--- Begin RECORDS SUPPLIED ---

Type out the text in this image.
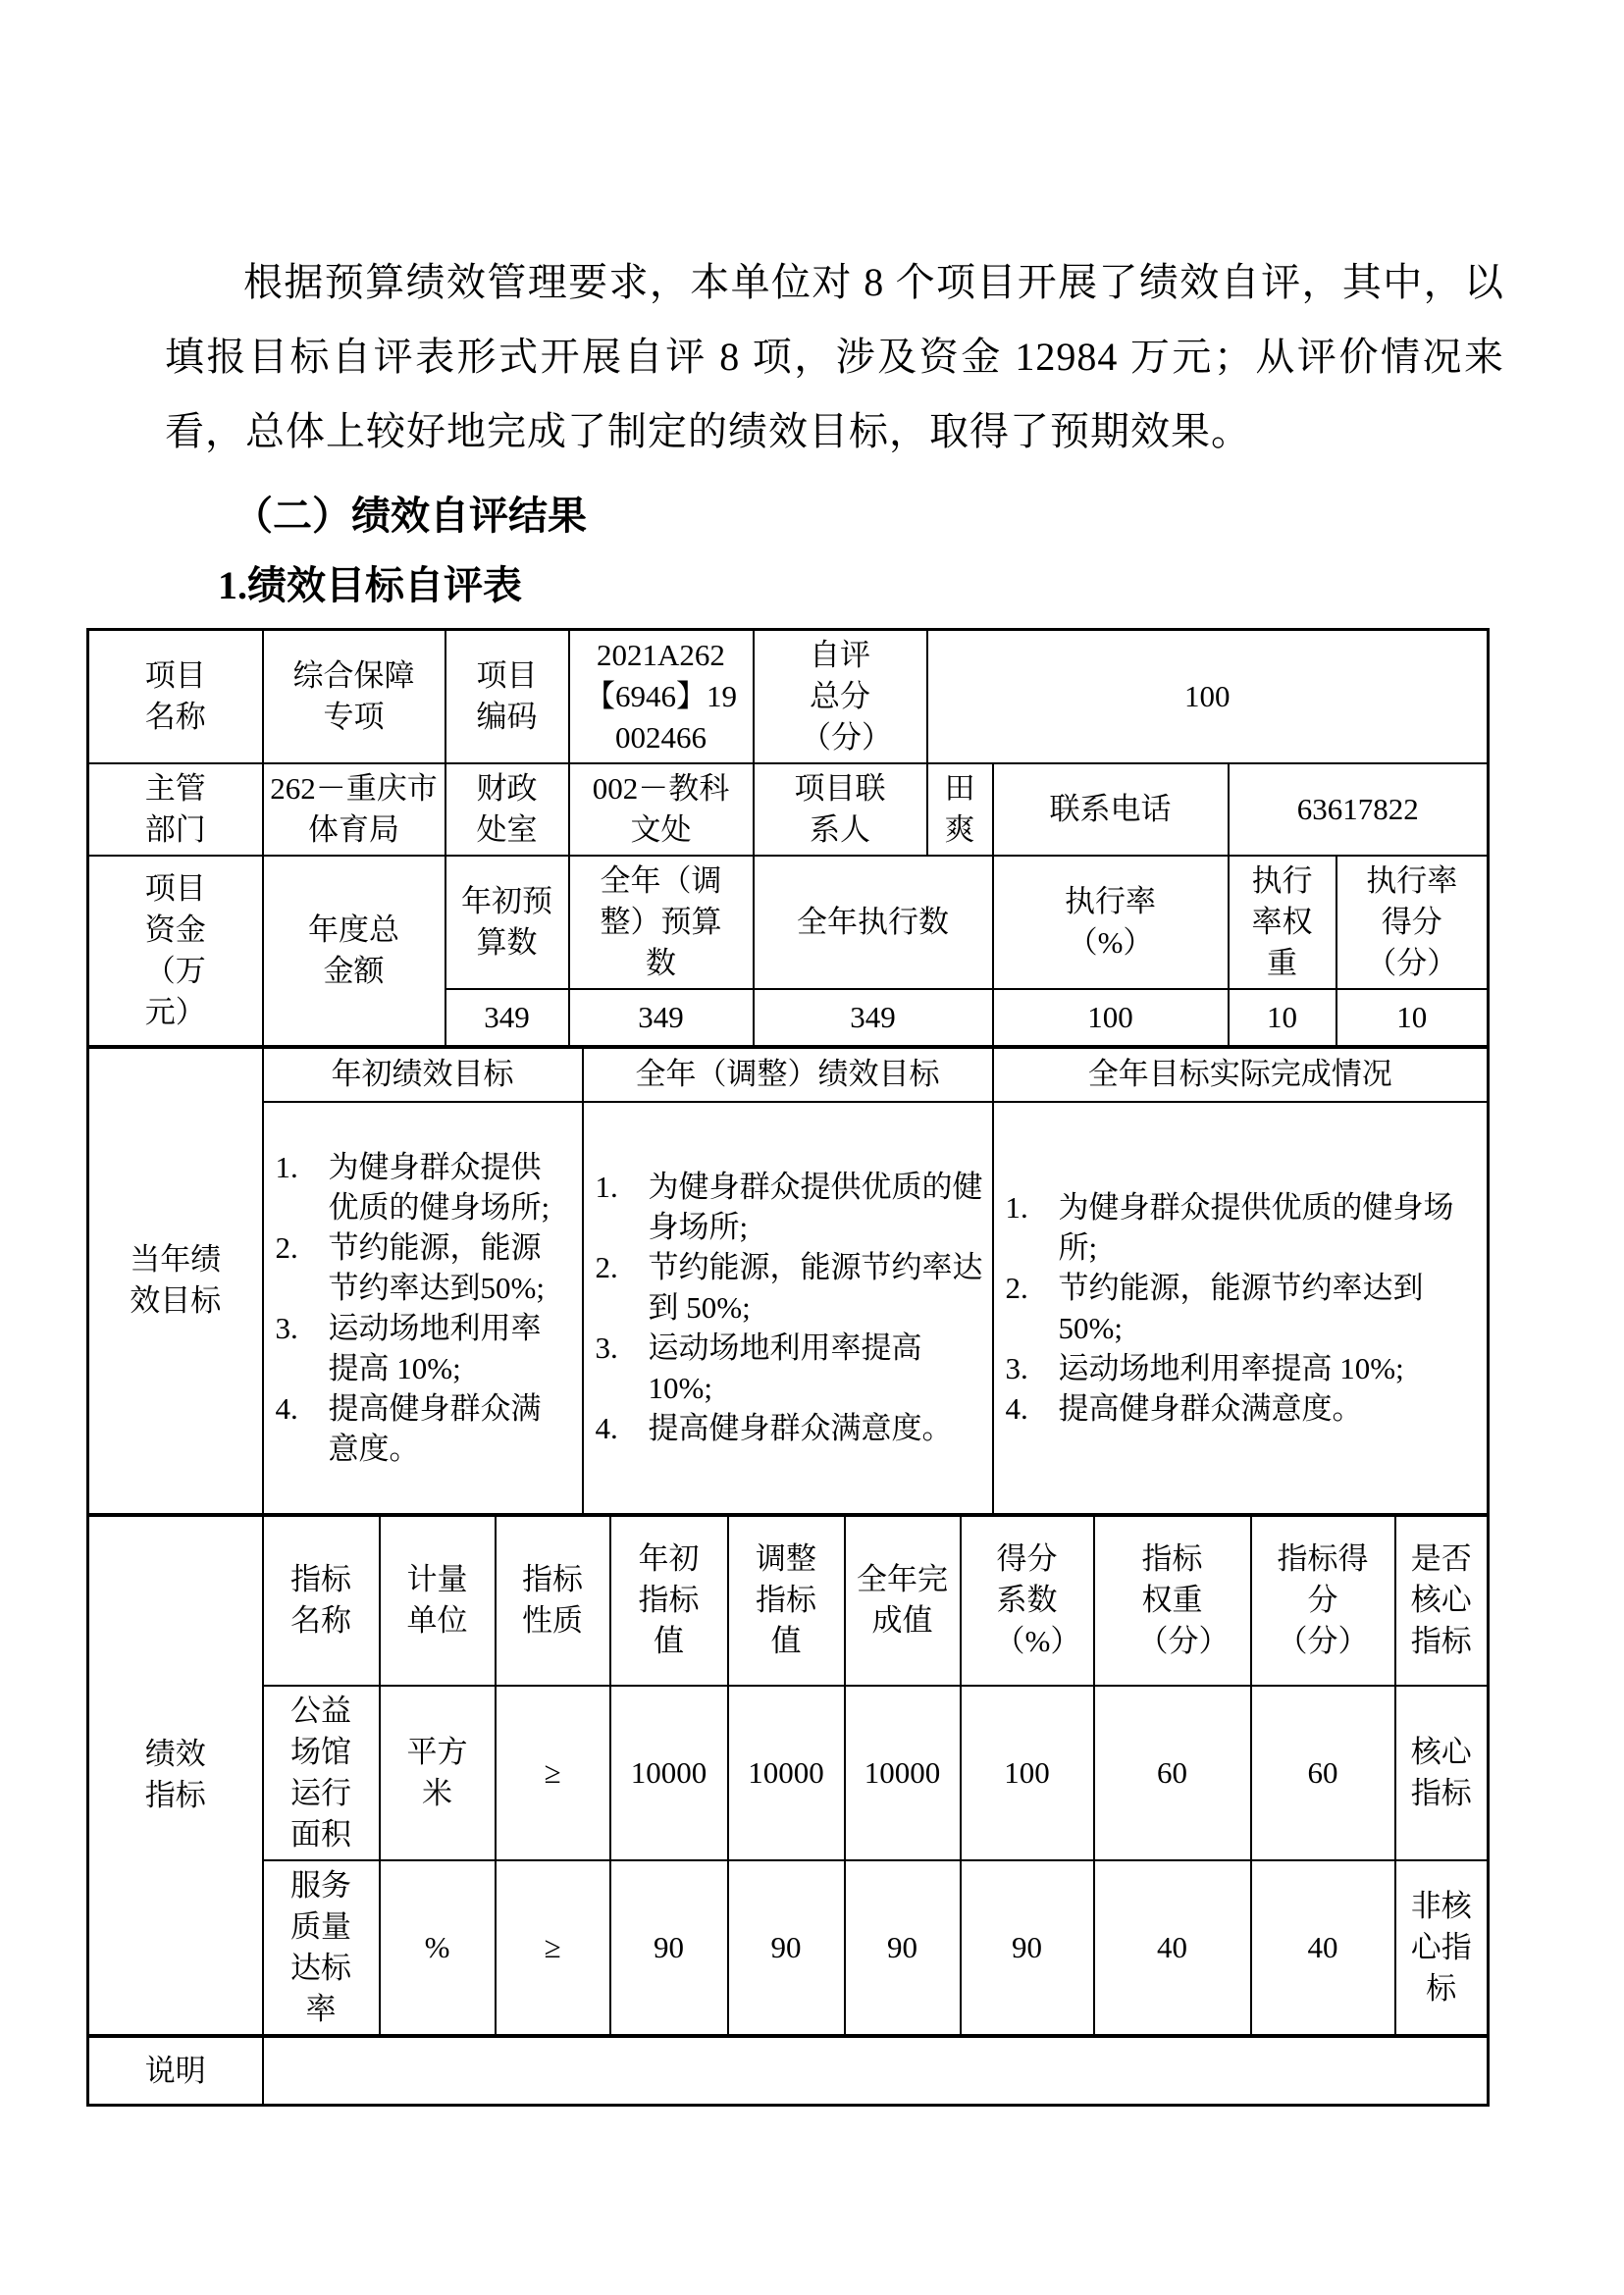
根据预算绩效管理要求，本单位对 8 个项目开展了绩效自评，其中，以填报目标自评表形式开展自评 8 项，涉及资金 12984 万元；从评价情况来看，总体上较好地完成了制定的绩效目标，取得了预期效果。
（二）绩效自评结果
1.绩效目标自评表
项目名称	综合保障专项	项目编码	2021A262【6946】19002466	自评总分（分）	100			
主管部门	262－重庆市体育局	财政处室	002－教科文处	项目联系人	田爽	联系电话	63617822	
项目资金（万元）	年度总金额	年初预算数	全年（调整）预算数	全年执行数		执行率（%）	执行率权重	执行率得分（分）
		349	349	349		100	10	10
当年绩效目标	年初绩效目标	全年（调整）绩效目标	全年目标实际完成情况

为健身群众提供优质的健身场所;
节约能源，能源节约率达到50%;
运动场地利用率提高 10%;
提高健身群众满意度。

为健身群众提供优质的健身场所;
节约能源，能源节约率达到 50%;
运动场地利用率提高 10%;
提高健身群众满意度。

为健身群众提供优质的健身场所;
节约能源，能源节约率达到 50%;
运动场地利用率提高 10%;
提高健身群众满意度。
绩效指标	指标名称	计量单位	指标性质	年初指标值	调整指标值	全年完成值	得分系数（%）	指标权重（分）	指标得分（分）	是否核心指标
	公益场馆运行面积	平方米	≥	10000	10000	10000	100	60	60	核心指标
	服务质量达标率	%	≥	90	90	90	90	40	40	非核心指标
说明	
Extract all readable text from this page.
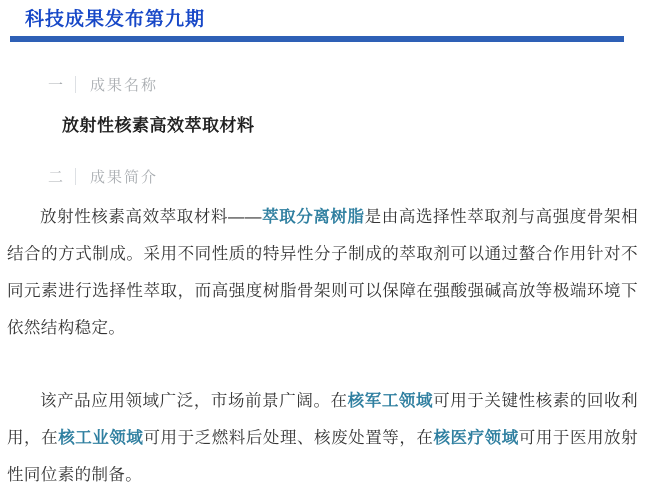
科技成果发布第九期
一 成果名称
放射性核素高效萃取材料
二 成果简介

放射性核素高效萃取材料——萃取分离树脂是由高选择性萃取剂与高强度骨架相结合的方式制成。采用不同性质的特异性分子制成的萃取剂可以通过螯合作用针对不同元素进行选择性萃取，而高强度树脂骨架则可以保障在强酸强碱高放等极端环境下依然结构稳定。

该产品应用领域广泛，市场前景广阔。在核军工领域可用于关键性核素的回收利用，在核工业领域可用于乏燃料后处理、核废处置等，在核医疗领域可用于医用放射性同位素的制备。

--- End RECORDS SUPPLIED ---
--- Begin RECORDS SUPPLIED ---

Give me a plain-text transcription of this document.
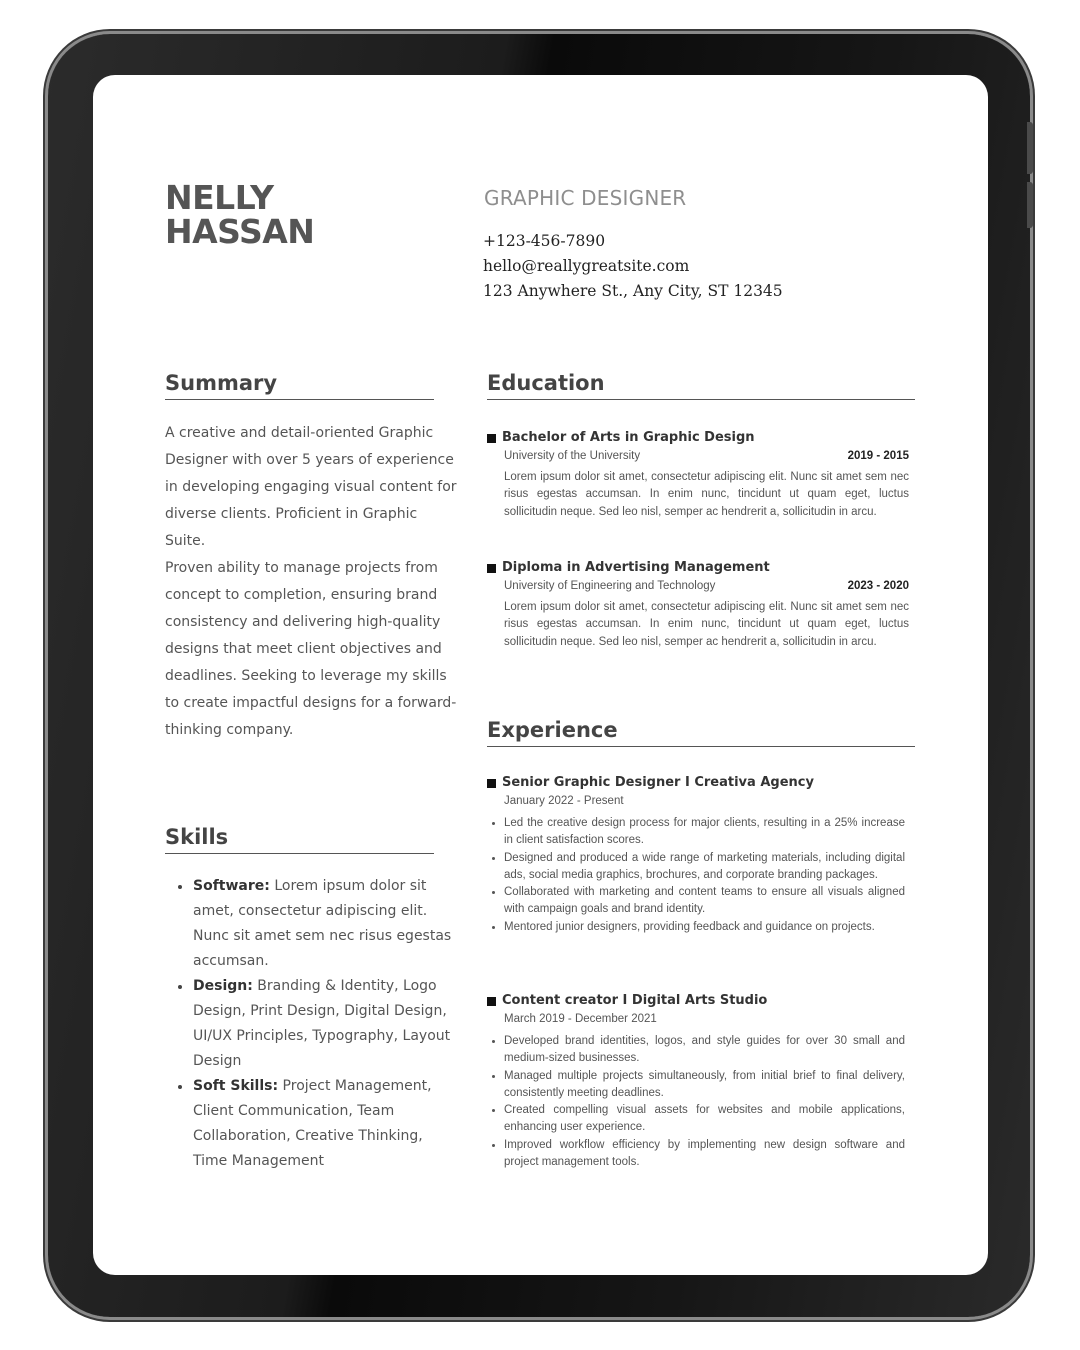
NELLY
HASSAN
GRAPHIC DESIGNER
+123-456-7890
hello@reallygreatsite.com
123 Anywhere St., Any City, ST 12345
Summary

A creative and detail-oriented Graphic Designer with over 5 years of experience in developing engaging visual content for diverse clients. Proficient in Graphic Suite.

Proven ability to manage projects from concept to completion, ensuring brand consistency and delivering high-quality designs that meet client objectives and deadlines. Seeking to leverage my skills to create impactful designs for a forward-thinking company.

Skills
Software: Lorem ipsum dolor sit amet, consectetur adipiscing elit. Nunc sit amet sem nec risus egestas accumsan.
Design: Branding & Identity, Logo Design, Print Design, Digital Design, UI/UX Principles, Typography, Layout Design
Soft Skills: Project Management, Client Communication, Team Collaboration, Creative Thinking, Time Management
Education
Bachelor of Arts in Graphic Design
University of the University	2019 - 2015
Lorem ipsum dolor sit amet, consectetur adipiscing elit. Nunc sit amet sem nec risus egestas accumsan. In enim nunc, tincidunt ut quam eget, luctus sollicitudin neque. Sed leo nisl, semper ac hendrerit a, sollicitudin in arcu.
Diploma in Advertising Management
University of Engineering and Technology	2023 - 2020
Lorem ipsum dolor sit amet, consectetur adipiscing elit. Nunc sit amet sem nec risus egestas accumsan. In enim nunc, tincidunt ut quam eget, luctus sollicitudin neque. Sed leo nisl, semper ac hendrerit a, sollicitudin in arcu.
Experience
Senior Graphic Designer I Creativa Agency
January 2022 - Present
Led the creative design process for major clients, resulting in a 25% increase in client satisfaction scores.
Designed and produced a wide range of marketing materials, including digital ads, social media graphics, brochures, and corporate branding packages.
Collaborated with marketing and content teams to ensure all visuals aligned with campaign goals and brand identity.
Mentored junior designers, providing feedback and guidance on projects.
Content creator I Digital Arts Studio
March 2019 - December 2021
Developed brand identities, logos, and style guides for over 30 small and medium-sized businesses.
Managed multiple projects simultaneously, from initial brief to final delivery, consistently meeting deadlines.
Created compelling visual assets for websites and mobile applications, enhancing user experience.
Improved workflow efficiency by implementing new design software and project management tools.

--- End RECORDS SUPPLIED ---
--- Begin RECORDS SUPPLIED ---

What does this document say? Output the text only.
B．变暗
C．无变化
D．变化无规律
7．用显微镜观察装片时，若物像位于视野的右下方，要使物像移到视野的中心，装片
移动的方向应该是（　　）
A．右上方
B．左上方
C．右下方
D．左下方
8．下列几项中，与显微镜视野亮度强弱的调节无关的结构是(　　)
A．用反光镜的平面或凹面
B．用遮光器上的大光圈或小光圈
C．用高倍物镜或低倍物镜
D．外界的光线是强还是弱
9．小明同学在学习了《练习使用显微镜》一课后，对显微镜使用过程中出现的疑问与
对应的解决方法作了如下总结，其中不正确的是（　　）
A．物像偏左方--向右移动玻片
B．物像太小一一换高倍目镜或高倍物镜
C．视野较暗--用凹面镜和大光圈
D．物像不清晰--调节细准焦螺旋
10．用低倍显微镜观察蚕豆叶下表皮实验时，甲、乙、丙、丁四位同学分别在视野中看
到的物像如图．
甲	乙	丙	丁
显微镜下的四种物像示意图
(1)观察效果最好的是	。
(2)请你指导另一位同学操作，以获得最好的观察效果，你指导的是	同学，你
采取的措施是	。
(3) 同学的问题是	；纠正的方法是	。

--- End RECORDS SUPPLIED ---

__WHAT YOU ARE ASKED TO DO__.
In the entries above, find each line with the word "clients" and show it.

__RESULT BELOW__.
A creative and detail-oriented Graphic Designer with over 5 years of experience in developing engaging visual content for diverse clients. Proficient in Graphic Suite.
Led the creative design process for major clients, resulting in a 25% increase in client satisfaction scores.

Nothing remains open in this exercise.